#### [DATA FOR THIS EXERCISE]

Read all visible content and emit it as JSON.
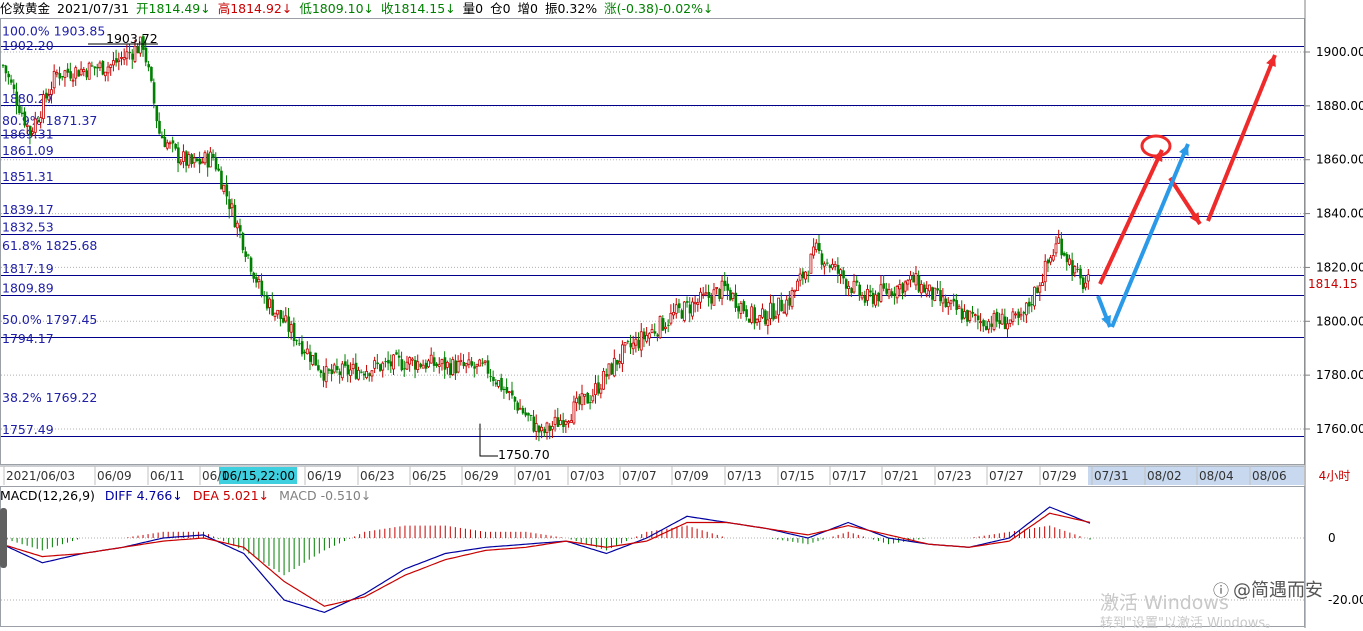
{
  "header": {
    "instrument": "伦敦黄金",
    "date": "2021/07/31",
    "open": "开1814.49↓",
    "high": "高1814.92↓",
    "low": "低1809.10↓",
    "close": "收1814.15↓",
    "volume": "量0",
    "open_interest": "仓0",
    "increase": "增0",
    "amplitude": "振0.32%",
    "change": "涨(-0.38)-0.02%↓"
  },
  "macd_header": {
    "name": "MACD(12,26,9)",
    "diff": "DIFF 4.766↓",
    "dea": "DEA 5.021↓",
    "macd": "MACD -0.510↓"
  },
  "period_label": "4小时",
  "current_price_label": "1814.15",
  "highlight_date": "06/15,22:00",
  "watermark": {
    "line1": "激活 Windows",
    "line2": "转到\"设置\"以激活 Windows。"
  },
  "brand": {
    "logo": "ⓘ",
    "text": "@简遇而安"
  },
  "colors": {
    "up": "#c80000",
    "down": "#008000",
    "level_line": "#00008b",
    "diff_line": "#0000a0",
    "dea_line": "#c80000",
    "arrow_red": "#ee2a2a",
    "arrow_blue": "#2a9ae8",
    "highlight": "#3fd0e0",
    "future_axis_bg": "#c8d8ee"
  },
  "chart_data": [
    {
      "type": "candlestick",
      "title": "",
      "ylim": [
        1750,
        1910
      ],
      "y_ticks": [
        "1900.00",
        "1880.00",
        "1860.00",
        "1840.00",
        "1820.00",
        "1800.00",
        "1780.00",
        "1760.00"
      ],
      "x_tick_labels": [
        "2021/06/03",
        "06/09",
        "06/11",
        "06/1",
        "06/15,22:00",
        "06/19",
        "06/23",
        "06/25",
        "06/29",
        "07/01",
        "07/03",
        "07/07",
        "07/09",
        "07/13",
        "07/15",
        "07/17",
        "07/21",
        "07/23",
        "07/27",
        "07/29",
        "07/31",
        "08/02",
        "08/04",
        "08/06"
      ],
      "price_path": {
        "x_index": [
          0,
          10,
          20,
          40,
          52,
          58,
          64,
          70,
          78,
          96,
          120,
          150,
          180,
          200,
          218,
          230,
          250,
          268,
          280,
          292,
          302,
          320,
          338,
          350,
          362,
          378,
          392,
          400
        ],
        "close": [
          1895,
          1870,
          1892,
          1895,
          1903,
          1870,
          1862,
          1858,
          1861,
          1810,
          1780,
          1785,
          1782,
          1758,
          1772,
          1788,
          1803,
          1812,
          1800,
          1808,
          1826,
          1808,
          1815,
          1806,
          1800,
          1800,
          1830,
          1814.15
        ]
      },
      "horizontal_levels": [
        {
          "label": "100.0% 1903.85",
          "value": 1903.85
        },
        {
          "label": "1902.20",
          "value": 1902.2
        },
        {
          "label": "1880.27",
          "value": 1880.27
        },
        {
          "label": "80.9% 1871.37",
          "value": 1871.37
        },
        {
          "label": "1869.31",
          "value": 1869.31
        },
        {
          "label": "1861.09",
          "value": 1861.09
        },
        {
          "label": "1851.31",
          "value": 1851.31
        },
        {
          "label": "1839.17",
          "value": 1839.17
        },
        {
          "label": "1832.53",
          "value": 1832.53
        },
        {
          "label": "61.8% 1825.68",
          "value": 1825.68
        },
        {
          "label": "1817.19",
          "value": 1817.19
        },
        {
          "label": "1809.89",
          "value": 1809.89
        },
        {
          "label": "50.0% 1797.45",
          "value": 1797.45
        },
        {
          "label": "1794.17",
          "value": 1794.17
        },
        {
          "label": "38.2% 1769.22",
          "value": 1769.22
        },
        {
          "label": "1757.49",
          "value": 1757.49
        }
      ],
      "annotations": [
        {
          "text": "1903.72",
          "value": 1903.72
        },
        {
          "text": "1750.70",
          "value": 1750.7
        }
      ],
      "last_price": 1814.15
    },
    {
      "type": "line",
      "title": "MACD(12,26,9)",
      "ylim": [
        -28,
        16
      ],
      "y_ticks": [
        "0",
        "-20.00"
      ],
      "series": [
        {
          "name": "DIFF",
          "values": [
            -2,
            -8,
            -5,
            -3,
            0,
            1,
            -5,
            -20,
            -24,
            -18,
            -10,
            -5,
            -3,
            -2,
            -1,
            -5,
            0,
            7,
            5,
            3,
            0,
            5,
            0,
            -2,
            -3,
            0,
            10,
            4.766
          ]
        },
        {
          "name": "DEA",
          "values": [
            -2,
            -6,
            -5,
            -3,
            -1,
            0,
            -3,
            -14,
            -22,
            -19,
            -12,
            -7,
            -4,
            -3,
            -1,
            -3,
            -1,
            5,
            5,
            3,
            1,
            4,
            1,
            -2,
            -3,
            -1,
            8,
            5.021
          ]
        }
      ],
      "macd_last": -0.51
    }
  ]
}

#### [WHAT IS EXPECTED]
Reproduce the material above verbatim; omit every picture.

#### [RESPONSE BELOW]
Read all visible content and emit it as JSON.
{
  "header": {
    "instrument": "伦敦黄金",
    "date": "2021/07/31",
    "open": "开1814.49↓",
    "high": "高1814.92↓",
    "low": "低1809.10↓",
    "close": "收1814.15↓",
    "volume": "量0",
    "open_interest": "仓0",
    "increase": "增0",
    "amplitude": "振0.32%",
    "change": "涨(-0.38)-0.02%↓"
  },
  "macd_header": {
    "name": "MACD(12,26,9)",
    "diff": "DIFF 4.766↓",
    "dea": "DEA 5.021↓",
    "macd": "MACD -0.510↓"
  },
  "period_label": "4小时",
  "current_price_label": "1814.15",
  "highlight_date": "06/15,22:00",
  "watermark": {
    "line1": "激活 Windows",
    "line2": "转到\"设置\"以激活 Windows。"
  },
  "brand": {
    "logo": "ⓘ",
    "text": "@简遇而安"
  },
  "colors": {
    "up": "#c80000",
    "down": "#008000",
    "level_line": "#00008b",
    "diff_line": "#0000a0",
    "dea_line": "#c80000",
    "arrow_red": "#ee2a2a",
    "arrow_blue": "#2a9ae8",
    "highlight": "#3fd0e0",
    "future_axis_bg": "#c8d8ee"
  },
  "chart_data": [
    {
      "type": "candlestick",
      "title": "",
      "ylim": [
        1750,
        1910
      ],
      "y_ticks": [
        "1900.00",
        "1880.00",
        "1860.00",
        "1840.00",
        "1820.00",
        "1800.00",
        "1780.00",
        "1760.00"
      ],
      "x_tick_labels": [
        "2021/06/03",
        "06/09",
        "06/11",
        "06/1",
        "06/15,22:00",
        "06/19",
        "06/23",
        "06/25",
        "06/29",
        "07/01",
        "07/03",
        "07/07",
        "07/09",
        "07/13",
        "07/15",
        "07/17",
        "07/21",
        "07/23",
        "07/27",
        "07/29",
        "07/31",
        "08/02",
        "08/04",
        "08/06"
      ],
      "price_path": {
        "x_index": [
          0,
          10,
          20,
          40,
          52,
          58,
          64,
          70,
          78,
          96,
          120,
          150,
          180,
          200,
          218,
          230,
          250,
          268,
          280,
          292,
          302,
          320,
          338,
          350,
          362,
          378,
          392,
          400
        ],
        "close": [
          1895,
          1870,
          1892,
          1895,
          1903,
          1870,
          1862,
          1858,
          1861,
          1810,
          1780,
          1785,
          1782,
          1758,
          1772,
          1788,
          1803,
          1812,
          1800,
          1808,
          1826,
          1808,
          1815,
          1806,
          1800,
          1800,
          1830,
          1814.15
        ]
      },
      "horizontal_levels": [
        {
          "label": "100.0% 1903.85",
          "value": 1903.85
        },
        {
          "label": "1902.20",
          "value": 1902.2
        },
        {
          "label": "1880.27",
          "value": 1880.27
        },
        {
          "label": "80.9% 1871.37",
          "value": 1871.37
        },
        {
          "label": "1869.31",
          "value": 1869.31
        },
        {
          "label": "1861.09",
          "value": 1861.09
        },
        {
          "label": "1851.31",
          "value": 1851.31
        },
        {
          "label": "1839.17",
          "value": 1839.17
        },
        {
          "label": "1832.53",
          "value": 1832.53
        },
        {
          "label": "61.8% 1825.68",
          "value": 1825.68
        },
        {
          "label": "1817.19",
          "value": 1817.19
        },
        {
          "label": "1809.89",
          "value": 1809.89
        },
        {
          "label": "50.0% 1797.45",
          "value": 1797.45
        },
        {
          "label": "1794.17",
          "value": 1794.17
        },
        {
          "label": "38.2% 1769.22",
          "value": 1769.22
        },
        {
          "label": "1757.49",
          "value": 1757.49
        }
      ],
      "annotations": [
        {
          "text": "1903.72",
          "value": 1903.72
        },
        {
          "text": "1750.70",
          "value": 1750.7
        }
      ],
      "last_price": 1814.15
    },
    {
      "type": "line",
      "title": "MACD(12,26,9)",
      "ylim": [
        -28,
        16
      ],
      "y_ticks": [
        "0",
        "-20.00"
      ],
      "series": [
        {
          "name": "DIFF",
          "values": [
            -2,
            -8,
            -5,
            -3,
            0,
            1,
            -5,
            -20,
            -24,
            -18,
            -10,
            -5,
            -3,
            -2,
            -1,
            -5,
            0,
            7,
            5,
            3,
            0,
            5,
            0,
            -2,
            -3,
            0,
            10,
            4.766
          ]
        },
        {
          "name": "DEA",
          "values": [
            -2,
            -6,
            -5,
            -3,
            -1,
            0,
            -3,
            -14,
            -22,
            -19,
            -12,
            -7,
            -4,
            -3,
            -1,
            -3,
            -1,
            5,
            5,
            3,
            1,
            4,
            1,
            -2,
            -3,
            -1,
            8,
            5.021
          ]
        }
      ],
      "macd_last": -0.51
    }
  ]
}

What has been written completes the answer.